STATED TASK:
Omit every picture while repeating the entries exactly.

TASK INPUT:
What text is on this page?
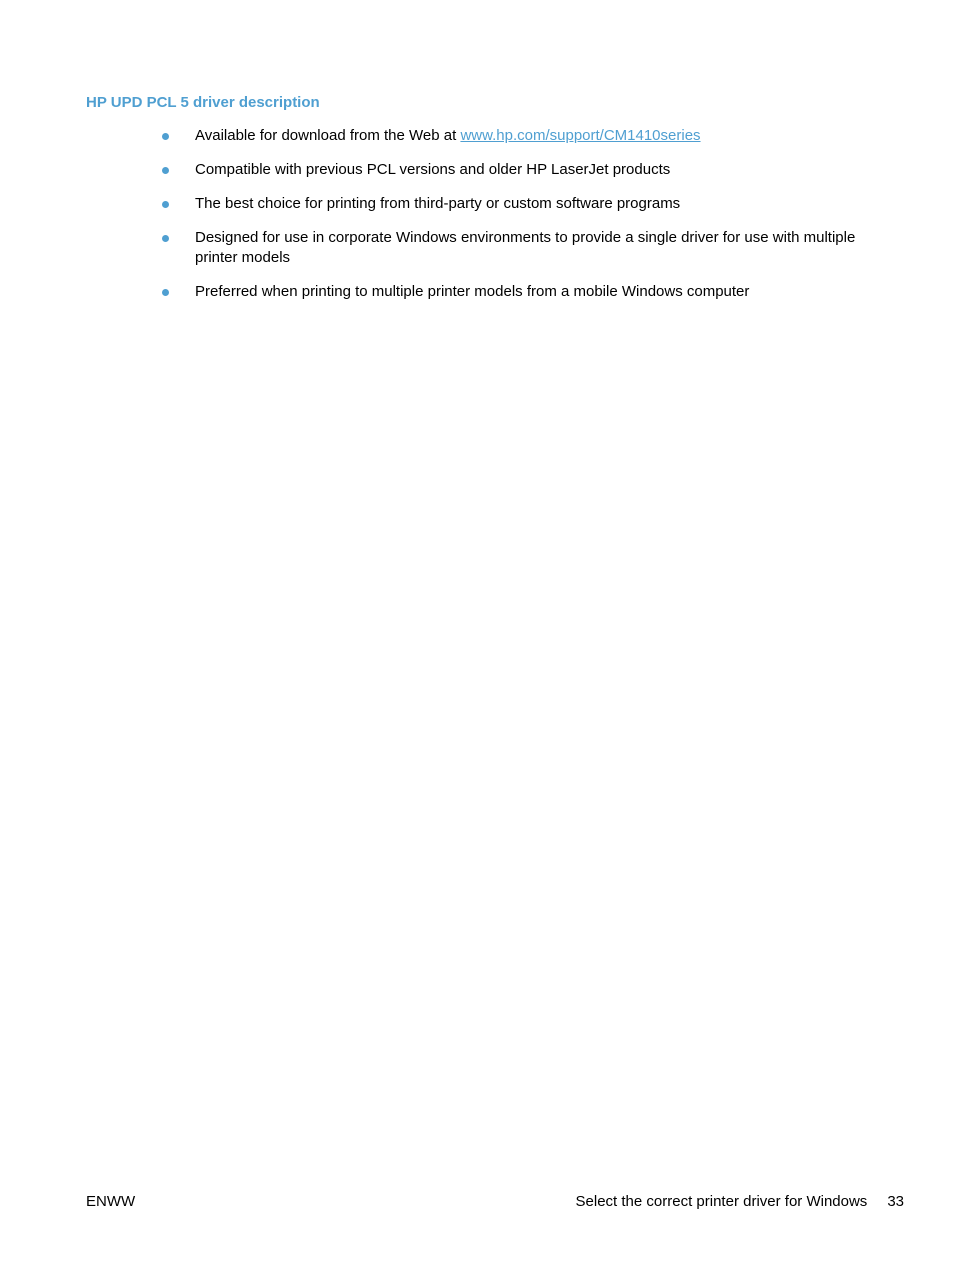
HP UPD PCL 5 driver description
Available for download from the Web at www.hp.com/support/CM1410series
Compatible with previous PCL versions and older HP LaserJet products
The best choice for printing from third-party or custom software programs
Designed for use in corporate Windows environments to provide a single driver for use with multiple printer models
Preferred when printing to multiple printer models from a mobile Windows computer
ENWW	Select the correct printer driver for Windows 33
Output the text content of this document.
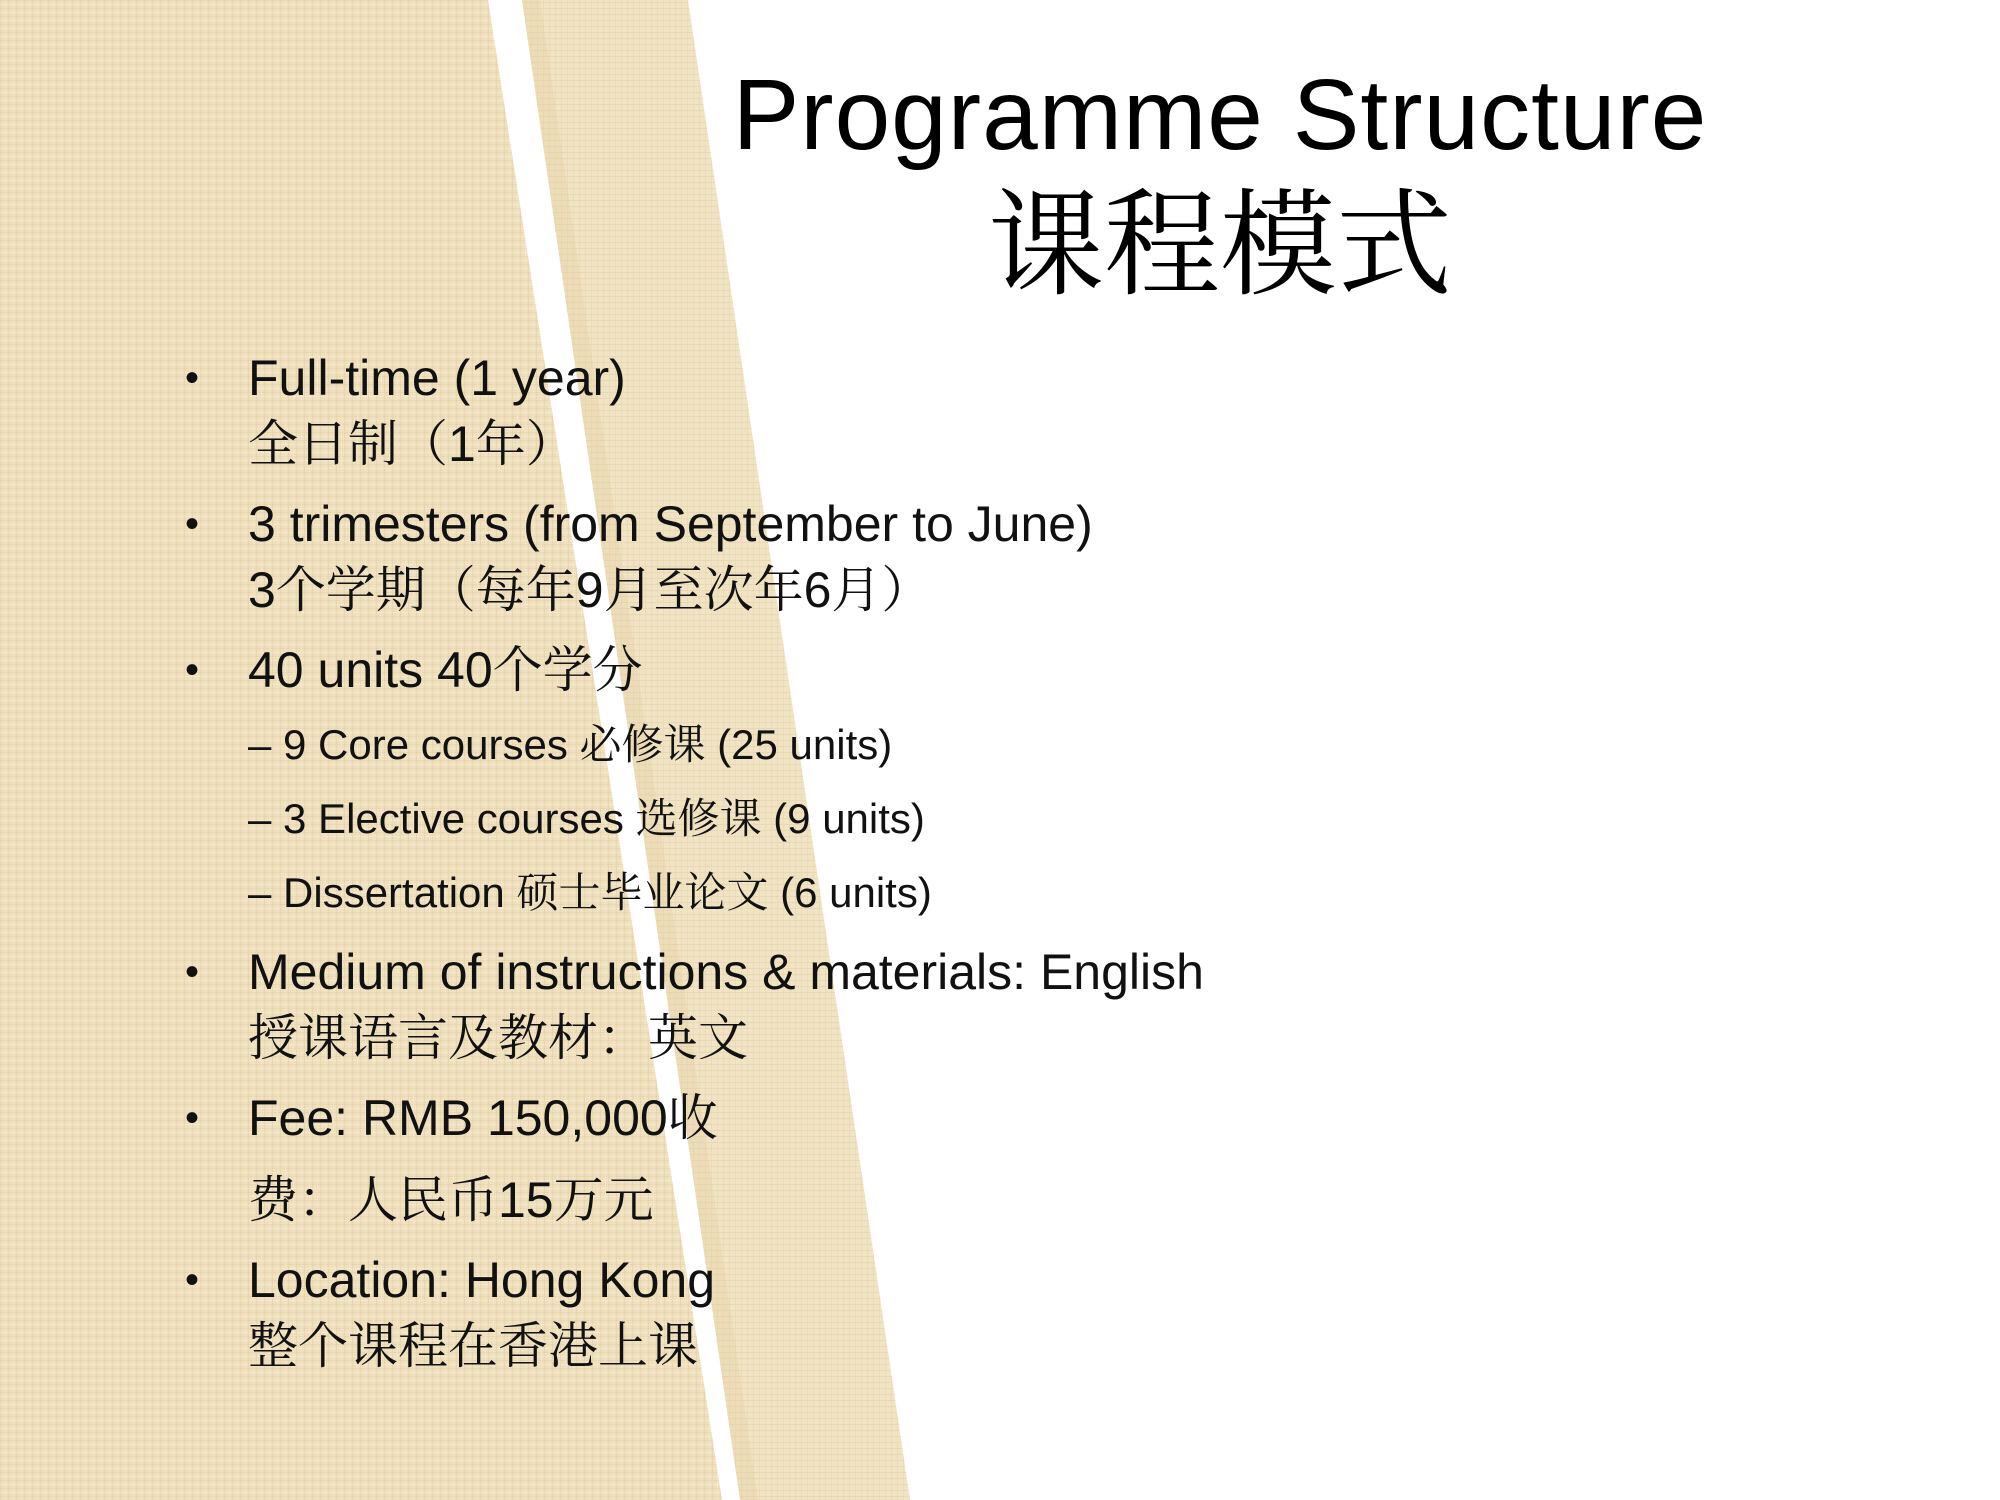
Programme Structure
课程模式
• Full-time (1 year)
全日制（1年）
• 3 trimesters (from September to June)
3个学期（每年9月至次年6月）
• 40 units 40个学分
– 9 Core courses 必修课 (25 units)
– 3 Elective courses 选修课 (9 units)
– Dissertation 硕士毕业论文 (6 units)
• Medium of instructions & materials: English
授课语言及教材：英文
• Fee: RMB 150,000收
费：人民币15万元
• Location: Hong Kong
整个课程在香港上课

PROBLEM SOLUTION:
What text is on this page?
HP UPD PCL 5 driver description
Available for download from the Web at www.hp.com/support/CM1410series
Compatible with previous PCL versions and older HP LaserJet products
The best choice for printing from third-party or custom software programs
Designed for use in corporate Windows environments to provide a single driver for use with multiple printer models
Preferred when printing to multiple printer models from a mobile Windows computer
ENWW	Select the correct printer driver for Windows 33
Output the text content of this document.
Programme Structure
课程模式
• Full-time (1 year)
全日制（1年）
• 3 trimesters (from September to June)
3个学期（每年9月至次年6月）
• 40 units 40个学分
– 9 Core courses 必修课 (25 units)
– 3 Elective courses 选修课 (9 units)
– Dissertation 硕士毕业论文 (6 units)
• Medium of instructions & materials: English
授课语言及教材：英文
• Fee: RMB 150,000收
费：人民币15万元
• Location: Hong Kong
整个课程在香港上课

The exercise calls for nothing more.